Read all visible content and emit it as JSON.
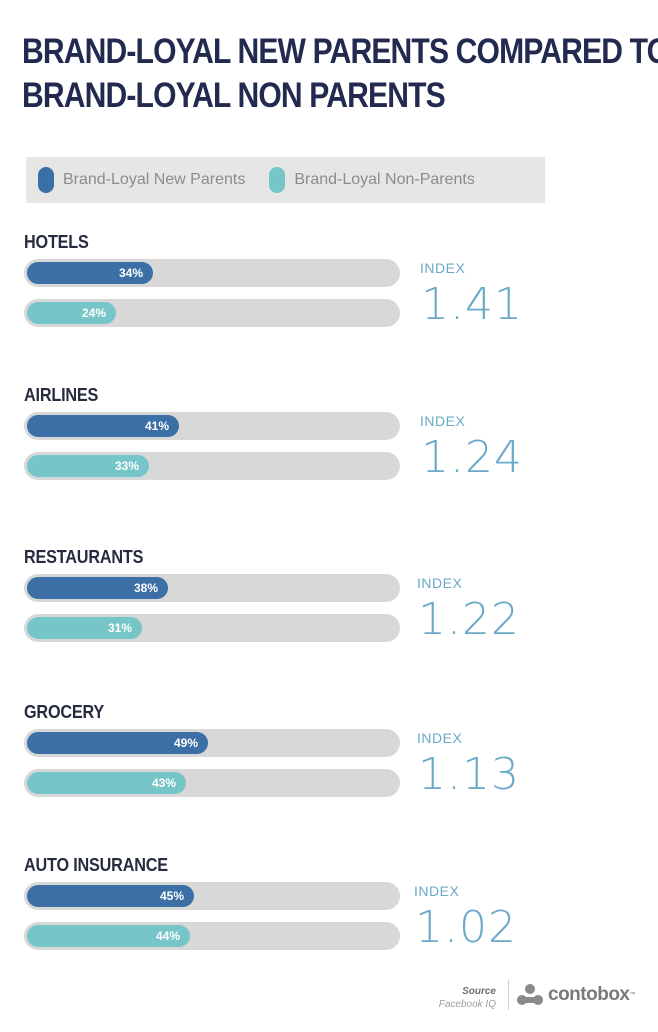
{
  "title_lines": [
    "BRAND-LOYAL NEW PARENTS COMPARED TO",
    "BRAND-LOYAL NON PARENTS"
  ],
  "colors": {
    "new_parents": "#3b6fa5",
    "non_parents": "#76c6c9",
    "track": "#d8d8d8",
    "index": "#6aa9c8"
  },
  "legend": {
    "new_parents": "Brand-Loyal New Parents",
    "non_parents": "Brand-Loyal Non-Parents"
  },
  "chart_data": {
    "type": "bar",
    "orientation": "horizontal",
    "categories": [
      "HOTELS",
      "AIRLINES",
      "RESTAURANTS",
      "GROCERY",
      "AUTO INSURANCE"
    ],
    "series": [
      {
        "name": "Brand-Loyal New Parents",
        "values": [
          34,
          41,
          38,
          49,
          45
        ],
        "labels": [
          "34%",
          "41%",
          "38%",
          "49%",
          "45%"
        ]
      },
      {
        "name": "Brand-Loyal Non-Parents",
        "values": [
          24,
          33,
          31,
          43,
          44
        ],
        "labels": [
          "24%",
          "33%",
          "31%",
          "43%",
          "44%"
        ]
      }
    ],
    "index_label": "INDEX",
    "index_values": [
      "1.41",
      "1.24",
      "1.22",
      "1.13",
      "1.02"
    ],
    "xlim": [
      0,
      100
    ]
  },
  "footer": {
    "source_label": "Source",
    "source_value": "Facebook IQ",
    "brand": "contobox",
    "brand_mark": "™"
  }
}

### Goal of the exercise
The data should be printed again unchanged; leave its pictures out.

### Task answer
Read all visible content and emit it as JSON.
{
  "title_lines": [
    "BRAND-LOYAL NEW PARENTS COMPARED TO",
    "BRAND-LOYAL NON PARENTS"
  ],
  "colors": {
    "new_parents": "#3b6fa5",
    "non_parents": "#76c6c9",
    "track": "#d8d8d8",
    "index": "#6aa9c8"
  },
  "legend": {
    "new_parents": "Brand-Loyal New Parents",
    "non_parents": "Brand-Loyal Non-Parents"
  },
  "chart_data": {
    "type": "bar",
    "orientation": "horizontal",
    "categories": [
      "HOTELS",
      "AIRLINES",
      "RESTAURANTS",
      "GROCERY",
      "AUTO INSURANCE"
    ],
    "series": [
      {
        "name": "Brand-Loyal New Parents",
        "values": [
          34,
          41,
          38,
          49,
          45
        ],
        "labels": [
          "34%",
          "41%",
          "38%",
          "49%",
          "45%"
        ]
      },
      {
        "name": "Brand-Loyal Non-Parents",
        "values": [
          24,
          33,
          31,
          43,
          44
        ],
        "labels": [
          "24%",
          "33%",
          "31%",
          "43%",
          "44%"
        ]
      }
    ],
    "index_label": "INDEX",
    "index_values": [
      "1.41",
      "1.24",
      "1.22",
      "1.13",
      "1.02"
    ],
    "xlim": [
      0,
      100
    ]
  },
  "footer": {
    "source_label": "Source",
    "source_value": "Facebook IQ",
    "brand": "contobox",
    "brand_mark": "™"
  }
}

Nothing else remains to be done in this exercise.